→ **Exercise goal**
Copy out all of the data below with no alterations.

-------- Input data

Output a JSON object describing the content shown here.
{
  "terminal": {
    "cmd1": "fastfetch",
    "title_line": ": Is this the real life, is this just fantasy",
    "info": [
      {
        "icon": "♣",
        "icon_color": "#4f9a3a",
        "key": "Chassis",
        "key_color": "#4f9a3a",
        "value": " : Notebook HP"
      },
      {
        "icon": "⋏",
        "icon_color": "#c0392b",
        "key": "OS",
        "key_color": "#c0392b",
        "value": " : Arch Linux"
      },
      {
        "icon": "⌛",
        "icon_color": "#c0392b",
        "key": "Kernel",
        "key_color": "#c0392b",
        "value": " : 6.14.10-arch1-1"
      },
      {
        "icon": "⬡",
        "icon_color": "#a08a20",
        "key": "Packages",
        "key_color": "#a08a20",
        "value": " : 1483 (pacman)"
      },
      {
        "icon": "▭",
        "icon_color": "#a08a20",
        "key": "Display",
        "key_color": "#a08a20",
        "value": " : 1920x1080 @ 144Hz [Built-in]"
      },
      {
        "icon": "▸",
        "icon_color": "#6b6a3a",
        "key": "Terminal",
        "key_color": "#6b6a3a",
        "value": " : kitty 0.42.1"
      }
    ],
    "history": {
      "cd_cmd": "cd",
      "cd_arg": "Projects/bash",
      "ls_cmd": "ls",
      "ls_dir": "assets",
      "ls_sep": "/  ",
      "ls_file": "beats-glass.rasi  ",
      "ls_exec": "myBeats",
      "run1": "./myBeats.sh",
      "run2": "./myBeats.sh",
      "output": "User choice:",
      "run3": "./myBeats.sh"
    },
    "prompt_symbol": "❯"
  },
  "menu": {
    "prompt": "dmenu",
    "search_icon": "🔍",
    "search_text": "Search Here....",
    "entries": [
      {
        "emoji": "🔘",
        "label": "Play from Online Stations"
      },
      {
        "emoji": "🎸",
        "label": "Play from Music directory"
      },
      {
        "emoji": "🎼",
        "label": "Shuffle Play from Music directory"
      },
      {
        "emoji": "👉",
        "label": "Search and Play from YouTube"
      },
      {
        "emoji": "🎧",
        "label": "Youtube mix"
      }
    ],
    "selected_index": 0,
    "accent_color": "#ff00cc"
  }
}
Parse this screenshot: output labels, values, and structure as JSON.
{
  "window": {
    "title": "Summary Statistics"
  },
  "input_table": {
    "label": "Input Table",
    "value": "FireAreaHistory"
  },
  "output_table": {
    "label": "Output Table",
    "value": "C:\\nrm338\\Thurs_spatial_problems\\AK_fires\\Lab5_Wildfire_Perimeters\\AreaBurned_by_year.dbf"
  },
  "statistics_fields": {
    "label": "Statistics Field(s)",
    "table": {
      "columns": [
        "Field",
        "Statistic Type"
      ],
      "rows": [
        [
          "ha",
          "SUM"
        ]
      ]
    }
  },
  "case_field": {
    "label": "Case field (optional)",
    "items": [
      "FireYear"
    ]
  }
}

----------------

→ **Written reply**
Output a JSON object describing the content shown here.
{
  "terminal": {
    "cmd1": "fastfetch",
    "title_line": ": Is this the real life, is this just fantasy",
    "info": [
      {
        "icon": "♣",
        "icon_color": "#4f9a3a",
        "key": "Chassis",
        "key_color": "#4f9a3a",
        "value": " : Notebook HP"
      },
      {
        "icon": "⋏",
        "icon_color": "#c0392b",
        "key": "OS",
        "key_color": "#c0392b",
        "value": " : Arch Linux"
      },
      {
        "icon": "⌛",
        "icon_color": "#c0392b",
        "key": "Kernel",
        "key_color": "#c0392b",
        "value": " : 6.14.10-arch1-1"
      },
      {
        "icon": "⬡",
        "icon_color": "#a08a20",
        "key": "Packages",
        "key_color": "#a08a20",
        "value": " : 1483 (pacman)"
      },
      {
        "icon": "▭",
        "icon_color": "#a08a20",
        "key": "Display",
        "key_color": "#a08a20",
        "value": " : 1920x1080 @ 144Hz [Built-in]"
      },
      {
        "icon": "▸",
        "icon_color": "#6b6a3a",
        "key": "Terminal",
        "key_color": "#6b6a3a",
        "value": " : kitty 0.42.1"
      }
    ],
    "history": {
      "cd_cmd": "cd",
      "cd_arg": "Projects/bash",
      "ls_cmd": "ls",
      "ls_dir": "assets",
      "ls_sep": "/  ",
      "ls_file": "beats-glass.rasi  ",
      "ls_exec": "myBeats",
      "run1": "./myBeats.sh",
      "run2": "./myBeats.sh",
      "output": "User choice:",
      "run3": "./myBeats.sh"
    },
    "prompt_symbol": "❯"
  },
  "menu": {
    "prompt": "dmenu",
    "search_icon": "🔍",
    "search_text": "Search Here....",
    "entries": [
      {
        "emoji": "🔘",
        "label": "Play from Online Stations"
      },
      {
        "emoji": "🎸",
        "label": "Play from Music directory"
      },
      {
        "emoji": "🎼",
        "label": "Shuffle Play from Music directory"
      },
      {
        "emoji": "👉",
        "label": "Search and Play from YouTube"
      },
      {
        "emoji": "🎧",
        "label": "Youtube mix"
      }
    ],
    "selected_index": 0,
    "accent_color": "#ff00cc"
  }
}
Parse this screenshot: output labels, values, and structure as JSON.
{
  "window": {
    "title": "Summary Statistics"
  },
  "input_table": {
    "label": "Input Table",
    "value": "FireAreaHistory"
  },
  "output_table": {
    "label": "Output Table",
    "value": "C:\\nrm338\\Thurs_spatial_problems\\AK_fires\\Lab5_Wildfire_Perimeters\\AreaBurned_by_year.dbf"
  },
  "statistics_fields": {
    "label": "Statistics Field(s)",
    "table": {
      "columns": [
        "Field",
        "Statistic Type"
      ],
      "rows": [
        [
          "ha",
          "SUM"
        ]
      ]
    }
  },
  "case_field": {
    "label": "Case field (optional)",
    "items": [
      "FireYear"
    ]
  }
}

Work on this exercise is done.